:: Stated problem ::
All of the data must be printed exactly; please include every line.

[Data records]
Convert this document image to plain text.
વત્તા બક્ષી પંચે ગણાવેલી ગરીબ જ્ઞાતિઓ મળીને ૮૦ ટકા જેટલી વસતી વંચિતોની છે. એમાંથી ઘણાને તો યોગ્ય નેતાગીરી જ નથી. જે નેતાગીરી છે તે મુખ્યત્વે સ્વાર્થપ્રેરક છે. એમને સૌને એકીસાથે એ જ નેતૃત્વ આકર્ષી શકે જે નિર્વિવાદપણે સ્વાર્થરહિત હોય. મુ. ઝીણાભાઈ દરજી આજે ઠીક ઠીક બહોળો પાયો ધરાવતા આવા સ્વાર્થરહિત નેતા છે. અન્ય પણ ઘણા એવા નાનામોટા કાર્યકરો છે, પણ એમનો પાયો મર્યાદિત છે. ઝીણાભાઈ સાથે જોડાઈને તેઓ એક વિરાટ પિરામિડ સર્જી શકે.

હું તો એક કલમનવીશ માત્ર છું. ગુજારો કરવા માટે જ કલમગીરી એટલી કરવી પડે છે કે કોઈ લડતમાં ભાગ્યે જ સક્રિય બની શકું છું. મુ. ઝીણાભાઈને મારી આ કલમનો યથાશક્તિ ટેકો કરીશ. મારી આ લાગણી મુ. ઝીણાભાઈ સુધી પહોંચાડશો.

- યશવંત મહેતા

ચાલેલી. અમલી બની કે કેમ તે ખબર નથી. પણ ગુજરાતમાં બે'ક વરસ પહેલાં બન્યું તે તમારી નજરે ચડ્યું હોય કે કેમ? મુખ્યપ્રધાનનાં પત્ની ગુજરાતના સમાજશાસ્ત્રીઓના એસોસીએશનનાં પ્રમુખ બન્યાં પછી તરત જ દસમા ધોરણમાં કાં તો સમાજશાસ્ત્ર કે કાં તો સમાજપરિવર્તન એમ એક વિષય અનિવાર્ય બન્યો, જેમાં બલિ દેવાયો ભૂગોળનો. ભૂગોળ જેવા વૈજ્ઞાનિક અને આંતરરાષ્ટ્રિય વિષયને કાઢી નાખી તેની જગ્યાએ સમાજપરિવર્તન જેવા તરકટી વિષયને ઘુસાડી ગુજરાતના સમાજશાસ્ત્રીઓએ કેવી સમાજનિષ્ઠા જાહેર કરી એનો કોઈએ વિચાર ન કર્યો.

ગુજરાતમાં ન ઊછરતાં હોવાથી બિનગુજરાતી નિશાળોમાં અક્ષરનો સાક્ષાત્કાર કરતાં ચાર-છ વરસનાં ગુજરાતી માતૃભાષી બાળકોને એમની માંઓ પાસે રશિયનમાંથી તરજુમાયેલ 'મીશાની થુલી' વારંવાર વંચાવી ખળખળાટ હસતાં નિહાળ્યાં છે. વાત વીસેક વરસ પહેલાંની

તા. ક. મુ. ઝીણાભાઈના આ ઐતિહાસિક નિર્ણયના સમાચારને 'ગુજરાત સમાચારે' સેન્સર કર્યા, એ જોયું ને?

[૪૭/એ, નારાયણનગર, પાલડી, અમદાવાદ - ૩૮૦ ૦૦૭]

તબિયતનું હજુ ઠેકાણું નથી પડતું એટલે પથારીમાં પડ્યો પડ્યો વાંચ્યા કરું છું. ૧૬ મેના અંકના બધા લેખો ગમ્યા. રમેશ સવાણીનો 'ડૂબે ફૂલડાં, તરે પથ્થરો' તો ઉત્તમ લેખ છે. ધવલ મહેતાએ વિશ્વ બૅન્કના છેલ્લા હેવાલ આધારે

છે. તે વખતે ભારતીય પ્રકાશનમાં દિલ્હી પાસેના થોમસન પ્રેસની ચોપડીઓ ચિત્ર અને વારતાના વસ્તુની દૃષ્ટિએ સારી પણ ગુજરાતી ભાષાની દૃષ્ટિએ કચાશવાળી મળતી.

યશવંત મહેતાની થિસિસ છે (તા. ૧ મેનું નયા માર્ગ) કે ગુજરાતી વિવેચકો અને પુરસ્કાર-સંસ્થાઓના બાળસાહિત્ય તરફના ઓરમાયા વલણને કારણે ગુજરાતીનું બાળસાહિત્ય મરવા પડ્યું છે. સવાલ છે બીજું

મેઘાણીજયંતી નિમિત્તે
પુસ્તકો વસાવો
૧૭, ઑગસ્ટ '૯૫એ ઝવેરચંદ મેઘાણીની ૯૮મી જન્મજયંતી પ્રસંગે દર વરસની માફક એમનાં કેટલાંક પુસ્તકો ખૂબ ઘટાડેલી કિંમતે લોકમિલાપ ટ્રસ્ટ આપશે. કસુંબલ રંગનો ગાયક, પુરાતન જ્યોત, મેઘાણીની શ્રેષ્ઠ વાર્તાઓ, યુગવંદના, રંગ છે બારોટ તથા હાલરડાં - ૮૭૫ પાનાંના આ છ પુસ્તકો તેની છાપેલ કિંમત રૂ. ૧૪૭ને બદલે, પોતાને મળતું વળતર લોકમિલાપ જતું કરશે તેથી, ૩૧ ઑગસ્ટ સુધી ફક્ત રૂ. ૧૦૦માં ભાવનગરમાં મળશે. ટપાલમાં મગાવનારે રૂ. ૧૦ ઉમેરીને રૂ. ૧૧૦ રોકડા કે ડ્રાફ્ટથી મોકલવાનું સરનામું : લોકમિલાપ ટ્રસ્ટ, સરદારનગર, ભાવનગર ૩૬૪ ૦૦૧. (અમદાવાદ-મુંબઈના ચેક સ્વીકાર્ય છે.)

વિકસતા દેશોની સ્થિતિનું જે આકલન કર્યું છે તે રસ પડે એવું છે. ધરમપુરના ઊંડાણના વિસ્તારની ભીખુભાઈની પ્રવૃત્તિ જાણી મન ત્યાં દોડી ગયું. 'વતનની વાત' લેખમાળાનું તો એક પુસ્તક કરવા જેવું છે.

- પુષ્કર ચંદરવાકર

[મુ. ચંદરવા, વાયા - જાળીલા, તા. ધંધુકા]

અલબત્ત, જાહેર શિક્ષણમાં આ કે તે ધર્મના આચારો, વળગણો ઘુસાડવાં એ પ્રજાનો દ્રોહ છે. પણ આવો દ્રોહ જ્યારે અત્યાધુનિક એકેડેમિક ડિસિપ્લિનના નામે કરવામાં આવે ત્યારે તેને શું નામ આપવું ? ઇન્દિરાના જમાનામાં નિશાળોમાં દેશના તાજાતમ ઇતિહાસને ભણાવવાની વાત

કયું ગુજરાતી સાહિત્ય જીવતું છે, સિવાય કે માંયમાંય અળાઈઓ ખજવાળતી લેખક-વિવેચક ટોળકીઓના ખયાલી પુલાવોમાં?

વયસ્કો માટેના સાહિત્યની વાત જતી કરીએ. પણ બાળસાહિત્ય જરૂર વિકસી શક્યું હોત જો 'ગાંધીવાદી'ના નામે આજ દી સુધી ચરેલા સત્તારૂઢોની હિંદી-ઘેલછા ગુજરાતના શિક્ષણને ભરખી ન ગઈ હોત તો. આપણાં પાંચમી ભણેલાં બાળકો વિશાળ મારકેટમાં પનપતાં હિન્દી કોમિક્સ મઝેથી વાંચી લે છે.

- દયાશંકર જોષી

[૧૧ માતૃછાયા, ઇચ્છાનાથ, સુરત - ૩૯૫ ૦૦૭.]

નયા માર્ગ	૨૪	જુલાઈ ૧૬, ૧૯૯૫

:: Response to this task ::
Convert this document image to plain text.
વત્તા બક્ષી પંચે ગણાવેલી ગરીબ જ્ઞાતિઓ મળીને ૮૦ ટકા જેટલી વસતી વંચિતોની છે. એમાંથી ઘણાને તો યોગ્ય નેતાગીરી જ નથી. જે નેતાગીરી છે તે મુખ્યત્વે સ્વાર્થપ્રેરક છે. એમને સૌને એકીસાથે એ જ નેતૃત્વ આકર્ષી શકે જે નિર્વિવાદપણે સ્વાર્થરહિત હોય. મુ. ઝીણાભાઈ દરજી આજે ઠીક ઠીક બહોળો પાયો ધરાવતા આવા સ્વાર્થરહિત નેતા છે. અન્ય પણ ઘણા એવા નાનામોટા કાર્યકરો છે, પણ એમનો પાયો મર્યાદિત છે. ઝીણાભાઈ સાથે જોડાઈને તેઓ એક વિરાટ પિરામિડ સર્જી શકે.

હું તો એક કલમનવીશ માત્ર છું. ગુજારો કરવા માટે જ કલમગીરી એટલી કરવી પડે છે કે કોઈ લડતમાં ભાગ્યે જ સક્રિય બની શકું છું. મુ. ઝીણાભાઈને મારી આ કલમનો યથાશક્તિ ટેકો કરીશ. મારી આ લાગણી મુ. ઝીણાભાઈ સુધી પહોંચાડશો.

- યશવંત મહેતા

ચાલેલી. અમલી બની કે કેમ તે ખબર નથી. પણ ગુજરાતમાં બે'ક વરસ પહેલાં બન્યું તે તમારી નજરે ચડ્યું હોય કે કેમ? મુખ્યપ્રધાનનાં પત્ની ગુજરાતના સમાજશાસ્ત્રીઓના એસોસીએશનનાં પ્રમુખ બન્યાં પછી તરત જ દસમા ધોરણમાં કાં તો સમાજશાસ્ત્ર કે કાં તો સમાજપરિવર્તન એમ એક વિષય અનિવાર્ય બન્યો, જેમાં બલિ દેવાયો ભૂગોળનો. ભૂગોળ જેવા વૈજ્ઞાનિક અને આંતરરાષ્ટ્રિય વિષયને કાઢી નાખી તેની જગ્યાએ સમાજપરિવર્તન જેવા તરકટી વિષયને ઘુસાડી ગુજરાતના સમાજશાસ્ત્રીઓએ કેવી સમાજનિષ્ઠા જાહેર કરી એનો કોઈએ વિચાર ન કર્યો.

ગુજરાતમાં ન ઊછરતાં હોવાથી બિનગુજરાતી નિશાળોમાં અક્ષરનો સાક્ષાત્કાર કરતાં ચાર-છ વરસનાં ગુજરાતી માતૃભાષી બાળકોને એમની માંઓ પાસે રશિયનમાંથી તરજુમાયેલ 'મીશાની થુલી' વારંવાર વંચાવી ખળખળાટ હસતાં નિહાળ્યાં છે. વાત વીસેક વરસ પહેલાંની

તા. ક. મુ. ઝીણાભાઈના આ ઐતિહાસિક નિર્ણયના સમાચારને 'ગુજરાત સમાચારે' સેન્સર કર્યા, એ જોયું ને?

[૪૭/એ, નારાયણનગર, પાલડી, અમદાવાદ - ૩૮૦ ૦૦૭]

તબિયતનું હજુ ઠેકાણું નથી પડતું એટલે પથારીમાં પડ્યો પડ્યો વાંચ્યા કરું છું. ૧૬ મેના અંકના બધા લેખો ગમ્યા. રમેશ સવાણીનો 'ડૂબે ફૂલડાં, તરે પથ્થરો' તો ઉત્તમ લેખ છે. ધવલ મહેતાએ વિશ્વ બૅન્કના છેલ્લા હેવાલ આધારે

છે. તે વખતે ભારતીય પ્રકાશનમાં દિલ્હી પાસેના થોમસન પ્રેસની ચોપડીઓ ચિત્ર અને વારતાના વસ્તુની દૃષ્ટિએ સારી પણ ગુજરાતી ભાષાની દૃષ્ટિએ કચાશવાળી મળતી.

યશવંત મહેતાની થિસિસ છે (તા. ૧ મેનું નયા માર્ગ) કે ગુજરાતી વિવેચકો અને પુરસ્કાર-સંસ્થાઓના બાળસાહિત્ય તરફના ઓરમાયા વલણને કારણે ગુજરાતીનું બાળસાહિત્ય મરવા પડ્યું છે. સવાલ છે બીજું

મેઘાણીજયંતી નિમિત્તે
પુસ્તકો વસાવો
૧૭, ઑગસ્ટ '૯૫એ ઝવેરચંદ મેઘાણીની ૯૮મી જન્મજયંતી પ્રસંગે દર વરસની માફક એમનાં કેટલાંક પુસ્તકો ખૂબ ઘટાડેલી કિંમતે લોકમિલાપ ટ્રસ્ટ આપશે. કસુંબલ રંગનો ગાયક, પુરાતન જ્યોત, મેઘાણીની શ્રેષ્ઠ વાર્તાઓ, યુગવંદના, રંગ છે બારોટ તથા હાલરડાં - ૮૭૫ પાનાંના આ છ પુસ્તકો તેની છાપેલ કિંમત રૂ. ૧૪૭ને બદલે, પોતાને મળતું વળતર લોકમિલાપ જતું કરશે તેથી, ૩૧ ઑગસ્ટ સુધી ફક્ત રૂ. ૧૦૦માં ભાવનગરમાં મળશે. ટપાલમાં મગાવનારે રૂ. ૧૦ ઉમેરીને રૂ. ૧૧૦ રોકડા કે ડ્રાફ્ટથી મોકલવાનું સરનામું : લોકમિલાપ ટ્રસ્ટ, સરદારનગર, ભાવનગર ૩૬૪ ૦૦૧. (અમદાવાદ-મુંબઈના ચેક સ્વીકાર્ય છે.)

વિકસતા દેશોની સ્થિતિનું જે આકલન કર્યું છે તે રસ પડે એવું છે. ધરમપુરના ઊંડાણના વિસ્તારની ભીખુભાઈની પ્રવૃત્તિ જાણી મન ત્યાં દોડી ગયું. 'વતનની વાત' લેખમાળાનું તો એક પુસ્તક કરવા જેવું છે.

- પુષ્કર ચંદરવાકર

[મુ. ચંદરવા, વાયા - જાળીલા, તા. ધંધુકા]

અલબત્ત, જાહેર શિક્ષણમાં આ કે તે ધર્મના આચારો, વળગણો ઘુસાડવાં એ પ્રજાનો દ્રોહ છે. પણ આવો દ્રોહ જ્યારે અત્યાધુનિક એકેડેમિક ડિસિપ્લિનના નામે કરવામાં આવે ત્યારે તેને શું નામ આપવું ? ઇન્દિરાના જમાનામાં નિશાળોમાં દેશના તાજાતમ ઇતિહાસને ભણાવવાની વાત

કયું ગુજરાતી સાહિત્ય જીવતું છે, સિવાય કે માંયમાંય અળાઈઓ ખજવાળતી લેખક-વિવેચક ટોળકીઓના ખયાલી પુલાવોમાં?

વયસ્કો માટેના સાહિત્યની વાત જતી કરીએ. પણ બાળસાહિત્ય જરૂર વિકસી શક્યું હોત જો 'ગાંધીવાદી'ના નામે આજ દી સુધી ચરેલા સત્તારૂઢોની હિંદી-ઘેલછા ગુજરાતના શિક્ષણને ભરખી ન ગઈ હોત તો. આપણાં પાંચમી ભણેલાં બાળકો વિશાળ મારકેટમાં પનપતાં હિન્દી કોમિક્સ મઝેથી વાંચી લે છે.

- દયાશંકર જોષી

[૧૧ માતૃછાયા, ઇચ્છાનાથ, સુરત - ૩૯૫ ૦૦૭.]

નયા માર્ગ	૨૪	જુલાઈ ૧૬, ૧૯૯૫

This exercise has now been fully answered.